Task details:
Whenever a line of the data below holds the string "Antrag", copy that line.

***** Provided records *****

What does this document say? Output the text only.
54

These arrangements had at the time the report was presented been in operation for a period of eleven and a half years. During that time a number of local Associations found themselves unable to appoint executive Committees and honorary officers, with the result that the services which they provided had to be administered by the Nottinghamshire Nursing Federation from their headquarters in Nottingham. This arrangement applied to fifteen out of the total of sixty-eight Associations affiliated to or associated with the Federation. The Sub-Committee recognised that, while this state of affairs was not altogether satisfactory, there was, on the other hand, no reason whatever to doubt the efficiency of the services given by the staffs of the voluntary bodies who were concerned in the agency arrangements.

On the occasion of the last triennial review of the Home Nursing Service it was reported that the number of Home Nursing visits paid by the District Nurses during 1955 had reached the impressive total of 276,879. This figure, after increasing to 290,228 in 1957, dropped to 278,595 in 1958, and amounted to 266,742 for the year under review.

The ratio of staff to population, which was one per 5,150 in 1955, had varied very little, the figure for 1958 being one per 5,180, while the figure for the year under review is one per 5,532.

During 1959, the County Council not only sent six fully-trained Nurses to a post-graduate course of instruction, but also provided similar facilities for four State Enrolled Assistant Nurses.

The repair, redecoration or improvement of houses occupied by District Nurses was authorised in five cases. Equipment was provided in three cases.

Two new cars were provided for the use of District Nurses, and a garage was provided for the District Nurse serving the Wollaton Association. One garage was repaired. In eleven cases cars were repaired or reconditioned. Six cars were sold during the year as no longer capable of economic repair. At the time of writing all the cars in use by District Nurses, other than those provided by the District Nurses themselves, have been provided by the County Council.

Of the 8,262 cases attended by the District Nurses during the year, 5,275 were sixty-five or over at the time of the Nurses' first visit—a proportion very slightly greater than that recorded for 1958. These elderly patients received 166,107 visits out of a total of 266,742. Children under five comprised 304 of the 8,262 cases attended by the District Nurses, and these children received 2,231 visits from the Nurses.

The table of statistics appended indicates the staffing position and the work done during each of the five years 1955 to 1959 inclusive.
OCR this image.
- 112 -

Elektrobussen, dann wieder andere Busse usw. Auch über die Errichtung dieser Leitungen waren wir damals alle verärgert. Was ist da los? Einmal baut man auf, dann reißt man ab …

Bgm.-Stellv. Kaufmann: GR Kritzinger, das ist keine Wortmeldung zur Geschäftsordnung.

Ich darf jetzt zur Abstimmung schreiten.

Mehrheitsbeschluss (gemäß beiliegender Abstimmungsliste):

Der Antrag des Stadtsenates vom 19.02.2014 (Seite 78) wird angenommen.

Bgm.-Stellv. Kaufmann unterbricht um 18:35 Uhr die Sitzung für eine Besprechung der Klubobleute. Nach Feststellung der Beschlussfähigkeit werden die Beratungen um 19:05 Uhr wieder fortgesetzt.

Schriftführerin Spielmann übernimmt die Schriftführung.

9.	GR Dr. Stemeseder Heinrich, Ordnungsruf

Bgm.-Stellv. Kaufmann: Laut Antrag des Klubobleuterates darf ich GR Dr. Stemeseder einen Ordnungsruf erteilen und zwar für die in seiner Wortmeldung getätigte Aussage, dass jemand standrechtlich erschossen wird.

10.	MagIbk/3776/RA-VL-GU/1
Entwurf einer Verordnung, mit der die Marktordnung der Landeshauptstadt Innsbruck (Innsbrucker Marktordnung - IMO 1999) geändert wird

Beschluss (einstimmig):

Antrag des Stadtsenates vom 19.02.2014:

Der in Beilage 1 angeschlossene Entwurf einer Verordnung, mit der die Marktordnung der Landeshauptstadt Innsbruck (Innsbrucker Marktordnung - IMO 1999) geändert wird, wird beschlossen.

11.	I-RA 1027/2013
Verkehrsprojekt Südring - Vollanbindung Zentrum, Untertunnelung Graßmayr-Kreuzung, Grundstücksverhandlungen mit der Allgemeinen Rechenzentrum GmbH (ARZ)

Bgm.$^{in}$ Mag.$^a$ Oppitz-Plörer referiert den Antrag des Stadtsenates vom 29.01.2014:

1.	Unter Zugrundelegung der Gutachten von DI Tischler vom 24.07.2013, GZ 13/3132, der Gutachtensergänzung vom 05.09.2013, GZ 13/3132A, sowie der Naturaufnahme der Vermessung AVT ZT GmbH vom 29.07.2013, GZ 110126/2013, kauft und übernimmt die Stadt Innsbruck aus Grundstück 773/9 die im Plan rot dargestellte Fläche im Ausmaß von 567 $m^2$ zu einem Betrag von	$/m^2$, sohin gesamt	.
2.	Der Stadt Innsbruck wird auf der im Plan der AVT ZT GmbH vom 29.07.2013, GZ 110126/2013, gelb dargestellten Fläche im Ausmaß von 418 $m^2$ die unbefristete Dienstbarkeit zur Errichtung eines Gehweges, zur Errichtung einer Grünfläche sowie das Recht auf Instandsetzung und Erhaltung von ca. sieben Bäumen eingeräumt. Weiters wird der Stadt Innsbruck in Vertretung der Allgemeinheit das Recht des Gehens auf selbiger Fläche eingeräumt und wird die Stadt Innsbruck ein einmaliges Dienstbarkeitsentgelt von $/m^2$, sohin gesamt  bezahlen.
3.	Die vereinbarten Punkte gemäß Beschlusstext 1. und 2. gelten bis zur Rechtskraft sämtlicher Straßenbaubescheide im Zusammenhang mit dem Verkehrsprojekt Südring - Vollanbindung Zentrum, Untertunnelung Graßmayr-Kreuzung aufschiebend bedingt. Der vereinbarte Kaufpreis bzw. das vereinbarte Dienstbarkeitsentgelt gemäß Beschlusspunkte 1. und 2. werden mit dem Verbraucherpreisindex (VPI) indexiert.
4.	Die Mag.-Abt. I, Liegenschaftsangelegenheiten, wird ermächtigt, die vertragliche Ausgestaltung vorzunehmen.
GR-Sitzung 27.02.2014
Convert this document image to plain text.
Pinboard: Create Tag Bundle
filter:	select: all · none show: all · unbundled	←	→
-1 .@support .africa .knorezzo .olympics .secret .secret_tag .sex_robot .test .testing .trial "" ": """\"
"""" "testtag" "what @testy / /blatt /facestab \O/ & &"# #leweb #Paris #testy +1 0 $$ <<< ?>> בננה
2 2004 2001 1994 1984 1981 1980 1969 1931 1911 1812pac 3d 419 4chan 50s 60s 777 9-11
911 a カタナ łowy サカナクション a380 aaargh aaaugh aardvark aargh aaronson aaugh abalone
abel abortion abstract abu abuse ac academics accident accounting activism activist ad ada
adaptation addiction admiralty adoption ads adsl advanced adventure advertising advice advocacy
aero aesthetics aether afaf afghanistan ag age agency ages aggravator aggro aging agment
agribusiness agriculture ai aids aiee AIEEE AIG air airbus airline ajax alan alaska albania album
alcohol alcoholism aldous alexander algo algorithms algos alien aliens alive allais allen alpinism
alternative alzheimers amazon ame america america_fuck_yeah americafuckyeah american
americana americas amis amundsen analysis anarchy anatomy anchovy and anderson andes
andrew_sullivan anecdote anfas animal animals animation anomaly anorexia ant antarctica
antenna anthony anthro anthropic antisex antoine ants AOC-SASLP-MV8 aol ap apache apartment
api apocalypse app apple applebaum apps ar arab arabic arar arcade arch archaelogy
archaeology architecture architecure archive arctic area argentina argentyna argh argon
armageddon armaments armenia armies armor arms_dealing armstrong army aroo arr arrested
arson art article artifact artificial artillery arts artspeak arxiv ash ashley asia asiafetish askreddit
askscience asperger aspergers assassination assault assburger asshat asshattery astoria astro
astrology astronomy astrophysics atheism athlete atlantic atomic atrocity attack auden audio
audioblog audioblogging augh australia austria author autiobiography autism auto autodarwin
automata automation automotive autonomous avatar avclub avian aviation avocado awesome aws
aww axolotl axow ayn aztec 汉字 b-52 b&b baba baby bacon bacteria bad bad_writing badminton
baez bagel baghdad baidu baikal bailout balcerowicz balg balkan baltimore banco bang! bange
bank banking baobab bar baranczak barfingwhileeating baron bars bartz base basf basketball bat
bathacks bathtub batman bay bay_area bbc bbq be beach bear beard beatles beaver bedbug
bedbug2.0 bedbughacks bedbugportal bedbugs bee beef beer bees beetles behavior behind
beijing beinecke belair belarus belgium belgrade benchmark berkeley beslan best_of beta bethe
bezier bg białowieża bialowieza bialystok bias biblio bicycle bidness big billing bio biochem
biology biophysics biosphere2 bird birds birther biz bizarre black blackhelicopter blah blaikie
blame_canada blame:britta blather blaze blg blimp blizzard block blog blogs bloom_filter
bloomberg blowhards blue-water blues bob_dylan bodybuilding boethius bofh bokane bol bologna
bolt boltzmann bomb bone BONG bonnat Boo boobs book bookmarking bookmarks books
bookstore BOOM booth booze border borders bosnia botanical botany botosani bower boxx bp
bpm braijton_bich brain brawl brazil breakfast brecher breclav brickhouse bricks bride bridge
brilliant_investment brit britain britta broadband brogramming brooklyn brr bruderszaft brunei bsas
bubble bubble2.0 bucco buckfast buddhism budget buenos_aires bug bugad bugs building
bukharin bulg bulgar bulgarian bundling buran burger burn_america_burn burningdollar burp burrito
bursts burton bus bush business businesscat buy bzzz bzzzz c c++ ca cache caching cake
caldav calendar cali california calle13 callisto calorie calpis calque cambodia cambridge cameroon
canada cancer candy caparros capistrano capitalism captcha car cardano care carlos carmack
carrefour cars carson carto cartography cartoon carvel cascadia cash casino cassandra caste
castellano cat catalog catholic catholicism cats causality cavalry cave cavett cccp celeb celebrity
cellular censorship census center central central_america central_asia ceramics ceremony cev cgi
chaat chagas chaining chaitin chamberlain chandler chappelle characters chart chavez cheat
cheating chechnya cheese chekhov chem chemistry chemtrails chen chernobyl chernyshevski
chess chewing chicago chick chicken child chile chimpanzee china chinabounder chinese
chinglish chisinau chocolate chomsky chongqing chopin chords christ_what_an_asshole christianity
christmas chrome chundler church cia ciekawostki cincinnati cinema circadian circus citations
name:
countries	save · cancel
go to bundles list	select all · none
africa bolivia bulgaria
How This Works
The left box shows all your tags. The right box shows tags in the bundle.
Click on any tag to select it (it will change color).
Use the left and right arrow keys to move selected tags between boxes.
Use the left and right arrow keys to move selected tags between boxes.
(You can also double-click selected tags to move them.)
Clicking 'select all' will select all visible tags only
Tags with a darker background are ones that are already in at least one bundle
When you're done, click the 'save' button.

*****

Answer box:
Der Antrag des Stadtsenates vom 19.02.2014 (Seite 78) wird angenommen.
Bgm.-Stellv. Kaufmann: Laut Antrag des Klubobleuterates darf ich GR Dr. Stemeseder einen Ordnungsruf erteilen und zwar für die in seiner Wortmeldung getätigte Aussage, dass jemand standrechtlich erschossen wird.
Antrag des Stadtsenates vom 19.02.2014:
Bgm.$^{in}$ Mag.$^a$ Oppitz-Plörer referiert den Antrag des Stadtsenates vom 29.01.2014:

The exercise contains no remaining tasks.